PROVIDED INFORMATION:
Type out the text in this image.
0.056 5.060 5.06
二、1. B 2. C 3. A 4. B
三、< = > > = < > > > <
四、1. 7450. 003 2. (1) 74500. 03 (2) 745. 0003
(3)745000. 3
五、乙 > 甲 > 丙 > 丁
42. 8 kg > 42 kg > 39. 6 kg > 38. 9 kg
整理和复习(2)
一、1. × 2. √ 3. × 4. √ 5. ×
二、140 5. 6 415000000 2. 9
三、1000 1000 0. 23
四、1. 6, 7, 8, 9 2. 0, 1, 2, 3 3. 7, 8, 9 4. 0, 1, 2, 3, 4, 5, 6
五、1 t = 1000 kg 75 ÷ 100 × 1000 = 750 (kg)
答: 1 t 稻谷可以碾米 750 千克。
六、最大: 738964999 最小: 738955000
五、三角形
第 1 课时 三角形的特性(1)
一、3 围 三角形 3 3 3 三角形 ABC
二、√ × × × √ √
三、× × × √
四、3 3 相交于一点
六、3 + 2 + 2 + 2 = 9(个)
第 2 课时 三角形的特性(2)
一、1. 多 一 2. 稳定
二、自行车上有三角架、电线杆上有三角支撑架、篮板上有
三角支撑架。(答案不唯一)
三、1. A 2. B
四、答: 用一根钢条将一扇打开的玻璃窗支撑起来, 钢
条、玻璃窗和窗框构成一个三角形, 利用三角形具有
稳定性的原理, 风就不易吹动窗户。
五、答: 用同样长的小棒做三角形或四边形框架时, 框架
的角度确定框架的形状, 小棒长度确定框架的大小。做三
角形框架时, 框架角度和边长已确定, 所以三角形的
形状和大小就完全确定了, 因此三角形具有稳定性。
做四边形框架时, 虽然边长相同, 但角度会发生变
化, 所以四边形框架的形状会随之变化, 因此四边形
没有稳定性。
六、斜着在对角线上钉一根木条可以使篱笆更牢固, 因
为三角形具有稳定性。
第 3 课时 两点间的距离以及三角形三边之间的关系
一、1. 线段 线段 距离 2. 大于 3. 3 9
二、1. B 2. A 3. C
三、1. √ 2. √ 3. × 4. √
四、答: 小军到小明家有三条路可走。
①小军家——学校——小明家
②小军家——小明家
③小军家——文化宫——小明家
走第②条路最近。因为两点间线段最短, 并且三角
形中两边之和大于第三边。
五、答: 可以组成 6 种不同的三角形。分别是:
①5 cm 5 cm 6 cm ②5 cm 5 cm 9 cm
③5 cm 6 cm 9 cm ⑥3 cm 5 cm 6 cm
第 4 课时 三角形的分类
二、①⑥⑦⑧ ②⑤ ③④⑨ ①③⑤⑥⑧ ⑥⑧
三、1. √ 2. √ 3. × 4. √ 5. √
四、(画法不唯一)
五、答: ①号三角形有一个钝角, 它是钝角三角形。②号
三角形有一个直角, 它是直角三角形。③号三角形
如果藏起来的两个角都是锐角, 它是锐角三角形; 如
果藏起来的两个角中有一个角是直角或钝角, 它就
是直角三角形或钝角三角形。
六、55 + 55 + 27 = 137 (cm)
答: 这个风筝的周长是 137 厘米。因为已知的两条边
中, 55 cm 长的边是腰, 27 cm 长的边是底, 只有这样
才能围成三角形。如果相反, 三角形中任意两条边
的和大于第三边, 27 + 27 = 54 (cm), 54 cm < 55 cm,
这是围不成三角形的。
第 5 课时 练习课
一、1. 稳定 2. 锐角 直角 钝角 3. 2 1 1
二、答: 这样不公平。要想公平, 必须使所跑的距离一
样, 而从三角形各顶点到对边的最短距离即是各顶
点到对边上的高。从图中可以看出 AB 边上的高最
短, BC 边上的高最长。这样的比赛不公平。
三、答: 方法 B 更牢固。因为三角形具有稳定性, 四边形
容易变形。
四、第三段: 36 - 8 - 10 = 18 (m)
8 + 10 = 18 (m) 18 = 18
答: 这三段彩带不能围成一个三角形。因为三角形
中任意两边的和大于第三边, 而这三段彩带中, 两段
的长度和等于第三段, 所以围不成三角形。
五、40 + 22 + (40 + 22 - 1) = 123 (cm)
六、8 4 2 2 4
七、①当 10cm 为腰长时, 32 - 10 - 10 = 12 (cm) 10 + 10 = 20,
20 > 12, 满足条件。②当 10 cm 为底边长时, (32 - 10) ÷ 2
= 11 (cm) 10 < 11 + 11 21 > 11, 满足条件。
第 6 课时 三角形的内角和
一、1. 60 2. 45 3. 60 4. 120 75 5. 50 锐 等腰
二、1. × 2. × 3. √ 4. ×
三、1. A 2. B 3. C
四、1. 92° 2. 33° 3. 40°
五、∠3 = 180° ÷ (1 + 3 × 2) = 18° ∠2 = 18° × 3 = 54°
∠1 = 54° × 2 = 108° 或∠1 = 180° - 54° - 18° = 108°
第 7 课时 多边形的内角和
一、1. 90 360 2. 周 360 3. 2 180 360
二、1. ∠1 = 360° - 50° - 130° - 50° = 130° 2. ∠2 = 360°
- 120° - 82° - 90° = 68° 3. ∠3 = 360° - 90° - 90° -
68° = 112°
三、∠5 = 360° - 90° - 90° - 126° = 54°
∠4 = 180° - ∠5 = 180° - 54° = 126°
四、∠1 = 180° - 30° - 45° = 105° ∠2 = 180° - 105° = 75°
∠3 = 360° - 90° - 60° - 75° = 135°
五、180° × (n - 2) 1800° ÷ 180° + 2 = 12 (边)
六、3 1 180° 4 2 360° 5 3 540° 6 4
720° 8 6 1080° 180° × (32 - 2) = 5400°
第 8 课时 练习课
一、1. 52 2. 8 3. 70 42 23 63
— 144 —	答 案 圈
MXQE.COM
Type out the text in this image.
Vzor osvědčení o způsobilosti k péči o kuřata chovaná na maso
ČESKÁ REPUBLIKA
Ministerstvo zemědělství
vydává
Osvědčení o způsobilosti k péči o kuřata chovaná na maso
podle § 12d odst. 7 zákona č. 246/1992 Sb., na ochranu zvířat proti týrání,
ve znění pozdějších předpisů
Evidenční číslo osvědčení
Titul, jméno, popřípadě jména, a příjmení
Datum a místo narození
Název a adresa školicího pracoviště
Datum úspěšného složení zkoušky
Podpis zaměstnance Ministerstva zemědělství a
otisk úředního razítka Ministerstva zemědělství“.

WHAT YOU ARE ASKED TO DO:
Each line that has the word "Datum" counts once. How many such lines are in the data? Give the number alone.

RESPONSE FOR THIS EXERCISE:
2